_Exercise prompt:_
From the entries below, copy every line that holds the word "ganadería".

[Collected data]
------------------------

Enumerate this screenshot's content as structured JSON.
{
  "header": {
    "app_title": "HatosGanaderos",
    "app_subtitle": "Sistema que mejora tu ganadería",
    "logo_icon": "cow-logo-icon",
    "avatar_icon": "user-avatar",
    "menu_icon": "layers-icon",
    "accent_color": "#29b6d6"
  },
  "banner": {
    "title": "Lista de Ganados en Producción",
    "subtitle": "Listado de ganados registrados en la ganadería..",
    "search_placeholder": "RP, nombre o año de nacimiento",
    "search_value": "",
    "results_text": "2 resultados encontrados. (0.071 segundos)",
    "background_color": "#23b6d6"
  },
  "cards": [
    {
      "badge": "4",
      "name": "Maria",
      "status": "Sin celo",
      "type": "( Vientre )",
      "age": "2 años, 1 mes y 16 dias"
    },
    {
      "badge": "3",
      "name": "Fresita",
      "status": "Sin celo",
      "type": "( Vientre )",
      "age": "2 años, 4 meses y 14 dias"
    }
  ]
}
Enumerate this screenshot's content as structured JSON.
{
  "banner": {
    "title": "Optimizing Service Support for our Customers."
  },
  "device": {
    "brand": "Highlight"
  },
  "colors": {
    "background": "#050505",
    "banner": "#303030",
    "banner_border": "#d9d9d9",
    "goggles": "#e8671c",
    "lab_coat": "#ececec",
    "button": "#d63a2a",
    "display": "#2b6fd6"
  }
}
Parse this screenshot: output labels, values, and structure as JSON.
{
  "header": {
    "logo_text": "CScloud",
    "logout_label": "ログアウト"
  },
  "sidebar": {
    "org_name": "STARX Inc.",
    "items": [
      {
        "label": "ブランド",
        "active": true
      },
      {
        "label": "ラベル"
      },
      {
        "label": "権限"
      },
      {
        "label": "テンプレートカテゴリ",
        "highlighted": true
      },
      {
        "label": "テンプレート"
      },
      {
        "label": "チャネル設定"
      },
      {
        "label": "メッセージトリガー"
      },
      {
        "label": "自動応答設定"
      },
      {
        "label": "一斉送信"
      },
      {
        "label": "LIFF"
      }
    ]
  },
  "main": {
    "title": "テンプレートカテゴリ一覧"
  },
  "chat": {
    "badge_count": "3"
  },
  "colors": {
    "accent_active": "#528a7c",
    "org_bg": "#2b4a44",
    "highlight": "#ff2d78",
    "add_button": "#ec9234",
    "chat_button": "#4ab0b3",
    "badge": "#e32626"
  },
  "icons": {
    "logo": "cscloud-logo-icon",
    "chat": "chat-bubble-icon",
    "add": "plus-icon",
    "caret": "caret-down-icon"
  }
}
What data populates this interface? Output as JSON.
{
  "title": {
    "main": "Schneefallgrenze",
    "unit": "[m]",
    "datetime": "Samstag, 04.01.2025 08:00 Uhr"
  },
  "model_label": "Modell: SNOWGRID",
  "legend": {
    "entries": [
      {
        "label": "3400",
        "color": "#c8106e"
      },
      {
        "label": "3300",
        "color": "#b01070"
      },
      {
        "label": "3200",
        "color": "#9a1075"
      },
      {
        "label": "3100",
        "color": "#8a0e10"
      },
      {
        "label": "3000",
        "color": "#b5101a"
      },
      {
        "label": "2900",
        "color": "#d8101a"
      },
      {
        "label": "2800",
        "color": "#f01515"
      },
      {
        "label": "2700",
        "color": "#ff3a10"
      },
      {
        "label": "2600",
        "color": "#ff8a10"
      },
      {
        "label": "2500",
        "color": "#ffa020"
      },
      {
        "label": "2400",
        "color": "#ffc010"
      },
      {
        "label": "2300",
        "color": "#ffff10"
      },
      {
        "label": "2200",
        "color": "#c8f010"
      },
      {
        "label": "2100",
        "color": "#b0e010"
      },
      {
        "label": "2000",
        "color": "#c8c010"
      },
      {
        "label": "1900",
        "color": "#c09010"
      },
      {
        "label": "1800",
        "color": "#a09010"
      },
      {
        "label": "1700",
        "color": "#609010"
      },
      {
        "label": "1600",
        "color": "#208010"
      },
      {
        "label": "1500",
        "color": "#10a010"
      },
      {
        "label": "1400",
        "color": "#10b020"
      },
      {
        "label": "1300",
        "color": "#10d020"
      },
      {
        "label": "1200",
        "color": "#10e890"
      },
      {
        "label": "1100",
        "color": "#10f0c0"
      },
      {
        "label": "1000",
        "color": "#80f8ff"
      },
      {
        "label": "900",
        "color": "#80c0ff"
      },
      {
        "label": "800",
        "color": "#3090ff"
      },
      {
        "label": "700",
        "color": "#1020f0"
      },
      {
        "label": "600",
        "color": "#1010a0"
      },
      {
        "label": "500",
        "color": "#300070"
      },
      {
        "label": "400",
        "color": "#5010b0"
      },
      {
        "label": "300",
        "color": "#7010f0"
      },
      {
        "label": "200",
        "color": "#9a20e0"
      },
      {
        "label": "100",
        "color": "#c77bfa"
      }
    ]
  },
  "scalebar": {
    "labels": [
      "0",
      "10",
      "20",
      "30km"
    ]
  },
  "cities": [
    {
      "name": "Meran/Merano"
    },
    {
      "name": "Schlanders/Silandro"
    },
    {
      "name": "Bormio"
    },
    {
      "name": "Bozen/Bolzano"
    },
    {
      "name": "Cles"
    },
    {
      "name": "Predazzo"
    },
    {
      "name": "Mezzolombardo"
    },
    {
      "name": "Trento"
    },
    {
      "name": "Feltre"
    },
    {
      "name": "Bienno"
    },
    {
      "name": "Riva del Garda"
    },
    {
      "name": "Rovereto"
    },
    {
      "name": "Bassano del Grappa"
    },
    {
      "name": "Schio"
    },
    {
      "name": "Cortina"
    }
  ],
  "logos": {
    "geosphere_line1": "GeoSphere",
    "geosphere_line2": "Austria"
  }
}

------------------------

_Answer in full:_
    "app_subtitle": "Sistema que mejora tu ganadería",
    "subtitle": "Listado de ganados registrados en la ganadería..",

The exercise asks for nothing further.